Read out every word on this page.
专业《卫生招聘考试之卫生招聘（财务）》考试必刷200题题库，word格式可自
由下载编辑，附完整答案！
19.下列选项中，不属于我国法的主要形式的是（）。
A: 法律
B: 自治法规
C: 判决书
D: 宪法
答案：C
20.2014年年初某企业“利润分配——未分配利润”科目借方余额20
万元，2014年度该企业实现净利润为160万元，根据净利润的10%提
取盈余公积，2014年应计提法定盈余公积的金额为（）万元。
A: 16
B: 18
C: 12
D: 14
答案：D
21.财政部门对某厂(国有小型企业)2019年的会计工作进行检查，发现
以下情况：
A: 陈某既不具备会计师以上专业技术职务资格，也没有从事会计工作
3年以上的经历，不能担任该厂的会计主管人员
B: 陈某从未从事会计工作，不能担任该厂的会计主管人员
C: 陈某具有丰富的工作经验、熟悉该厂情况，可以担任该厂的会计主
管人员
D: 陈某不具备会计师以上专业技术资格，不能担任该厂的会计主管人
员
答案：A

▶ Exercise: Using the data above, return each line exactly as written.

▶ Problem solution:
Read out every word on this page.
专业《卫生招聘考试之卫生招聘（财务）》考试必刷200题题库，word格式可自
由下载编辑，附完整答案！
19.下列选项中，不属于我国法的主要形式的是（）。
A: 法律
B: 自治法规
C: 判决书
D: 宪法
答案：C
20.2014年年初某企业“利润分配——未分配利润”科目借方余额20
万元，2014年度该企业实现净利润为160万元，根据净利润的10%提
取盈余公积，2014年应计提法定盈余公积的金额为（）万元。
A: 16
B: 18
C: 12
D: 14
答案：D
21.财政部门对某厂(国有小型企业)2019年的会计工作进行检查，发现
以下情况：
A: 陈某既不具备会计师以上专业技术职务资格，也没有从事会计工作
3年以上的经历，不能担任该厂的会计主管人员
B: 陈某从未从事会计工作，不能担任该厂的会计主管人员
C: 陈某具有丰富的工作经验、熟悉该厂情况，可以担任该厂的会计主
管人员
D: 陈某不具备会计师以上专业技术资格，不能担任该厂的会计主管人
员
答案：A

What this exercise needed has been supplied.